- _Your task_: In the records below, work out how many lines hold the word "representation". Report the number alone.

[Source records]
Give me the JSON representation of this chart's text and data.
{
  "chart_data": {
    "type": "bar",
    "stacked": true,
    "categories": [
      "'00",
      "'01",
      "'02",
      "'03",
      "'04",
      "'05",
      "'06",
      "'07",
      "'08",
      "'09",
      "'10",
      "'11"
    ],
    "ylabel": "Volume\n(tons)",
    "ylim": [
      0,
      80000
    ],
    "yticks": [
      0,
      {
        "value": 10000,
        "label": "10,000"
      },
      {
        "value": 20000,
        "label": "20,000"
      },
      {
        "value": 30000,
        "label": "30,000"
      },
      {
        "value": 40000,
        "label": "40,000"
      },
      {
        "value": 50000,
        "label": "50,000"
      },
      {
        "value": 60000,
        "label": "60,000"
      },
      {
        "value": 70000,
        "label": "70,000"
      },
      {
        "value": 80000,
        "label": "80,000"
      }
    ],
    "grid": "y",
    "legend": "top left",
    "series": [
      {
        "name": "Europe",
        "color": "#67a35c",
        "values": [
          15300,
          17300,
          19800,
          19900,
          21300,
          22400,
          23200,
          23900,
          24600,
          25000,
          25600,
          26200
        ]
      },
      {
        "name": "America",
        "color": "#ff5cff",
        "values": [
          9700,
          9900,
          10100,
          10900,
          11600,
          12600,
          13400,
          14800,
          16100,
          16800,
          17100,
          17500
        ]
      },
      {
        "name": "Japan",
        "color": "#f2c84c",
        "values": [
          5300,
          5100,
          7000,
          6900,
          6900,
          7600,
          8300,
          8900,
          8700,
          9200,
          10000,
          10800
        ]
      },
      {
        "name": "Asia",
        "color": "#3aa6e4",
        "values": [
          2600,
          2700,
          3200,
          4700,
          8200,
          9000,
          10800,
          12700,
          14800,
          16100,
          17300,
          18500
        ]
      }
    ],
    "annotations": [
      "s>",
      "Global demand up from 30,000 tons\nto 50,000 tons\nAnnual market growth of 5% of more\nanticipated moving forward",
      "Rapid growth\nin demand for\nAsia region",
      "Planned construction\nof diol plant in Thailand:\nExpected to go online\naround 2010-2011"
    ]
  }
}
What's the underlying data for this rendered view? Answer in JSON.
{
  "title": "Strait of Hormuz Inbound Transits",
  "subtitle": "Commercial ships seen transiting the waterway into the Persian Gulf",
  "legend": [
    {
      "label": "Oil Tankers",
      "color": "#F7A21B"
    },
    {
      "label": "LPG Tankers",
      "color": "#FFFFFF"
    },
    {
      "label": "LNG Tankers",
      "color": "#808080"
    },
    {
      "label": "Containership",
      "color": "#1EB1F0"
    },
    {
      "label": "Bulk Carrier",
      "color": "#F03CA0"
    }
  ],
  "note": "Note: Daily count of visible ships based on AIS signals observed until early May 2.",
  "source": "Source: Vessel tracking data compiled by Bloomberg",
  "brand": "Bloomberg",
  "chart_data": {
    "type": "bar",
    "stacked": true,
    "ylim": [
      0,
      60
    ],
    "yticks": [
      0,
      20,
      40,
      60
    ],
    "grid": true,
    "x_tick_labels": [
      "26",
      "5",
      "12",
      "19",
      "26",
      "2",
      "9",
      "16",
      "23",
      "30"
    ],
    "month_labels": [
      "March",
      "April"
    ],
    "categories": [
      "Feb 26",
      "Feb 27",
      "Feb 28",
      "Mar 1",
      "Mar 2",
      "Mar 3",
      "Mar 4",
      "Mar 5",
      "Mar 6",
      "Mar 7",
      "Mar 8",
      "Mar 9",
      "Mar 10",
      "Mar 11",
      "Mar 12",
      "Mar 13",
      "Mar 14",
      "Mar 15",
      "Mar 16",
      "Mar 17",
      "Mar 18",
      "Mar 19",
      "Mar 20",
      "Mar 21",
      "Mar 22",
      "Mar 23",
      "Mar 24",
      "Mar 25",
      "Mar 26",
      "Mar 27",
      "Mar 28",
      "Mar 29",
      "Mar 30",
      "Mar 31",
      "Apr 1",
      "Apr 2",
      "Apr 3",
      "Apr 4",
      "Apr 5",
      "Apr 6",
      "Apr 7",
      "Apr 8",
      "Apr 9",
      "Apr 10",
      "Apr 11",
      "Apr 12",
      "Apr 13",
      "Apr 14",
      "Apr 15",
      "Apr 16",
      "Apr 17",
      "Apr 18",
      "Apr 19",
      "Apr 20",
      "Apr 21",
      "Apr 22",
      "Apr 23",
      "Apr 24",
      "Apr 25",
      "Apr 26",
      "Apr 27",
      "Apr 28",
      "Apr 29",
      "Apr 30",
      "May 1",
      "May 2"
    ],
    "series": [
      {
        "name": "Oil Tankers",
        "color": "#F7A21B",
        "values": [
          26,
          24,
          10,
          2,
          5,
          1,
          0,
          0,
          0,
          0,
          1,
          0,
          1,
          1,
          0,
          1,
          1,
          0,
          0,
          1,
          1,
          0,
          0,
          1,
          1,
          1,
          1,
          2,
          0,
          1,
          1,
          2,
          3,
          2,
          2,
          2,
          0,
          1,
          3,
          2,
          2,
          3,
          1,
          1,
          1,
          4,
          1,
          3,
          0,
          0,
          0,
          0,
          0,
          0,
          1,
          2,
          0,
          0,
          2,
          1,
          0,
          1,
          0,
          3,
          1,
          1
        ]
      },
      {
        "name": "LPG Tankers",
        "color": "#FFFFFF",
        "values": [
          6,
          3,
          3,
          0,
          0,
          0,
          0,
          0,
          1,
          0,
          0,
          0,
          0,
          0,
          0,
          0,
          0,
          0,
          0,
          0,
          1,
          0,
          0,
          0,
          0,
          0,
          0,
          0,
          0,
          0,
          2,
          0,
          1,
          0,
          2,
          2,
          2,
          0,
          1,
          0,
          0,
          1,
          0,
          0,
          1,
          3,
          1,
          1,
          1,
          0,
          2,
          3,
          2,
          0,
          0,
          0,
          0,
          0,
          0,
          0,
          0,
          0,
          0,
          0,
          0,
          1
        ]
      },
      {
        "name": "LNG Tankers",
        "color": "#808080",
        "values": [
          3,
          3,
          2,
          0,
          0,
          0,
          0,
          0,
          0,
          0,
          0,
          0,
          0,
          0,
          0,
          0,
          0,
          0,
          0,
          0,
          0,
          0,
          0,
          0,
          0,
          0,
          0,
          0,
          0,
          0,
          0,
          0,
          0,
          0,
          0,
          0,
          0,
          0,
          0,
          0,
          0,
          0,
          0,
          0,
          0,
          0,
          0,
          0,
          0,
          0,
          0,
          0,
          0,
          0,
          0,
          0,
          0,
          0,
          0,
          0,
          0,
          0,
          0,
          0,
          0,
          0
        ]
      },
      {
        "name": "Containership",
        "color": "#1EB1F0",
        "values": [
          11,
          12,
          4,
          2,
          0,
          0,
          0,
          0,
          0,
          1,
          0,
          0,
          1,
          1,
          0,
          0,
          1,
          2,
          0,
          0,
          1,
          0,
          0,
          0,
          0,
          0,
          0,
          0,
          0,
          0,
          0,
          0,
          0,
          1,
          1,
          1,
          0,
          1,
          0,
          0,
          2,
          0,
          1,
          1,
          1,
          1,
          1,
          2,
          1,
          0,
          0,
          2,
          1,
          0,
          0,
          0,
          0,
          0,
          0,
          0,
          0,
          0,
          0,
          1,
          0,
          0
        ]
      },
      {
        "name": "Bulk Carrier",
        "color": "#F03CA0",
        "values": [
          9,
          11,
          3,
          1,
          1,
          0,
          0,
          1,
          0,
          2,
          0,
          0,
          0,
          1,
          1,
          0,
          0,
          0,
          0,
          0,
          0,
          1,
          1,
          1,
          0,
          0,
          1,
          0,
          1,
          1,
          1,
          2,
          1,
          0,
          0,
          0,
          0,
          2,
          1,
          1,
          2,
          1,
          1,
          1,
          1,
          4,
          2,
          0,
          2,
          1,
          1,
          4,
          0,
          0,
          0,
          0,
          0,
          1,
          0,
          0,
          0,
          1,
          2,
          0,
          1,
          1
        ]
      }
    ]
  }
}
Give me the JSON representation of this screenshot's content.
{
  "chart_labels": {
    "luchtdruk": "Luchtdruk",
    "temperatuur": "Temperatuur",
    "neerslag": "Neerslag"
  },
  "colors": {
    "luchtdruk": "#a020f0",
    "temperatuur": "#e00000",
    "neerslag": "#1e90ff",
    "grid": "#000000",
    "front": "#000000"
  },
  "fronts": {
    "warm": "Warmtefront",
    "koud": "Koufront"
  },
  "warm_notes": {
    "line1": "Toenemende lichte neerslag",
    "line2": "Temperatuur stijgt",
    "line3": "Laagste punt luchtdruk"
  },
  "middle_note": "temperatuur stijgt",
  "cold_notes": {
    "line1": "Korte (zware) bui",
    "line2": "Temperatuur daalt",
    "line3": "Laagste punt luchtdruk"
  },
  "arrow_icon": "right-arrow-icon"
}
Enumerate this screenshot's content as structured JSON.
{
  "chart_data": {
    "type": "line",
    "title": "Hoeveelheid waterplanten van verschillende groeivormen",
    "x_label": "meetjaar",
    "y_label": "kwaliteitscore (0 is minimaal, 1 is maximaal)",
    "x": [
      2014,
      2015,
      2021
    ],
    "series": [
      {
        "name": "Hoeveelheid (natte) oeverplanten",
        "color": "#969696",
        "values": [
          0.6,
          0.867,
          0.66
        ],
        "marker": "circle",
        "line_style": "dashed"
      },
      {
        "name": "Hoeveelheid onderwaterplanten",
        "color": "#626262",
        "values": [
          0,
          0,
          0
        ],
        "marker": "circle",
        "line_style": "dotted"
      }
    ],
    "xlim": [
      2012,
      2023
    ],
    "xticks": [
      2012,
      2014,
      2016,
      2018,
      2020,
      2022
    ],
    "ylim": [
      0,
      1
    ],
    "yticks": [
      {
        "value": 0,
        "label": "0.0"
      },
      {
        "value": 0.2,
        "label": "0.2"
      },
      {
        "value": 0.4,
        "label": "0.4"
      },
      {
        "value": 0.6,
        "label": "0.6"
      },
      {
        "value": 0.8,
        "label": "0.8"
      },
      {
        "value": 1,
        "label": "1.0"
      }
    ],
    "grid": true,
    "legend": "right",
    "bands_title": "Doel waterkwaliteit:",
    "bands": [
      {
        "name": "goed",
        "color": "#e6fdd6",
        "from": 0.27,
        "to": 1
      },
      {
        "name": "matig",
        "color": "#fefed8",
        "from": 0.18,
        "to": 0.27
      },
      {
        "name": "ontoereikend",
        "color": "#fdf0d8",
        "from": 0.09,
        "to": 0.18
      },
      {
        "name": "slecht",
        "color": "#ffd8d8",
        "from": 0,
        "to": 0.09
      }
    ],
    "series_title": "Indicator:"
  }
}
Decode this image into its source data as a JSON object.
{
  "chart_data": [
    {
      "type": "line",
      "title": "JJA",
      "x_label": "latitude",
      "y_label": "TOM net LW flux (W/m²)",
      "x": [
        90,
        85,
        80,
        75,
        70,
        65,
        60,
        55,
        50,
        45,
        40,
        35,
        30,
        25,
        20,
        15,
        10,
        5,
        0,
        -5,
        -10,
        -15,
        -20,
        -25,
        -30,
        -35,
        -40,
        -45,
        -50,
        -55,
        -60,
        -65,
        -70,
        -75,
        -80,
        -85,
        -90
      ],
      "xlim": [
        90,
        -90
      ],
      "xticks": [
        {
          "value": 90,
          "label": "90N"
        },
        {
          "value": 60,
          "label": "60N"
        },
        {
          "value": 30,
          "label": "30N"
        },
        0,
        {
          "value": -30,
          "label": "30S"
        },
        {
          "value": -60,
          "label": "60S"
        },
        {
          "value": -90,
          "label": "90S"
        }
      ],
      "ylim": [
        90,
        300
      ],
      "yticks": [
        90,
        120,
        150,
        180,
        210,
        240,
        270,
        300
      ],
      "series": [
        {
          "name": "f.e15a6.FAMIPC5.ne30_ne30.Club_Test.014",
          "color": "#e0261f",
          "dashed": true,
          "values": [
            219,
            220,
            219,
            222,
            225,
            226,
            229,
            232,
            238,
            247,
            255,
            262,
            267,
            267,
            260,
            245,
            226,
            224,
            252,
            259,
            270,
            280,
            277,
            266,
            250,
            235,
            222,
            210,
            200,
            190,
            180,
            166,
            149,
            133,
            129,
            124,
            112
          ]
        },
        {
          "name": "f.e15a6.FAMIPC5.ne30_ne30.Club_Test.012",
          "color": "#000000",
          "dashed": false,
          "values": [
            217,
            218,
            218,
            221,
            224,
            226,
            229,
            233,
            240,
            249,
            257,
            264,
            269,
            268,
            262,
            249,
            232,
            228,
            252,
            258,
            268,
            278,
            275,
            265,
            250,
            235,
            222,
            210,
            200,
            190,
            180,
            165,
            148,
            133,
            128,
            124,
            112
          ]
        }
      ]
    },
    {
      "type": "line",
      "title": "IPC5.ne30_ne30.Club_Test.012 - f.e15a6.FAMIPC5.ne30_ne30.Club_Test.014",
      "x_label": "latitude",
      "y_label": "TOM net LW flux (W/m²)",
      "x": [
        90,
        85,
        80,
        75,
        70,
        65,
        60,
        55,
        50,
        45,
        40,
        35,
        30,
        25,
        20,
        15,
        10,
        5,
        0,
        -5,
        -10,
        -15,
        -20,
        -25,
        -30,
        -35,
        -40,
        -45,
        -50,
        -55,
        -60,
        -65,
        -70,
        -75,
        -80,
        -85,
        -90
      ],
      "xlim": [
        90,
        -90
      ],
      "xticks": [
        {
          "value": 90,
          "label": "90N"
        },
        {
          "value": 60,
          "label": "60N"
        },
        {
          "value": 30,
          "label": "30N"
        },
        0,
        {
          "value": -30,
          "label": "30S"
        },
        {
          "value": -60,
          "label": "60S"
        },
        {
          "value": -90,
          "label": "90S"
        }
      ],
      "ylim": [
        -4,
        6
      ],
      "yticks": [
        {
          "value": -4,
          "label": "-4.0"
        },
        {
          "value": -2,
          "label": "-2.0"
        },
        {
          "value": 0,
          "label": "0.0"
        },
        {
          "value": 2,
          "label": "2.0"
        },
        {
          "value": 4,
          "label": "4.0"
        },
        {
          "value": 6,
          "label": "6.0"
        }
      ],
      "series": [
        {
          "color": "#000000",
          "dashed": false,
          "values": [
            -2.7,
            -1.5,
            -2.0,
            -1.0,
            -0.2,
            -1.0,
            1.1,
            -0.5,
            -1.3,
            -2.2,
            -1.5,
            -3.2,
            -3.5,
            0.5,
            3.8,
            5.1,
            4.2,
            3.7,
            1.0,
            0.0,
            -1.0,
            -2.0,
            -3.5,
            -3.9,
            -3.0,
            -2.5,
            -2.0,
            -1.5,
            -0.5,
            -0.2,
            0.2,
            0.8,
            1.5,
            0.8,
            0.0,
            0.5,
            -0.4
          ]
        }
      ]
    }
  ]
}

- _Task solution_: 2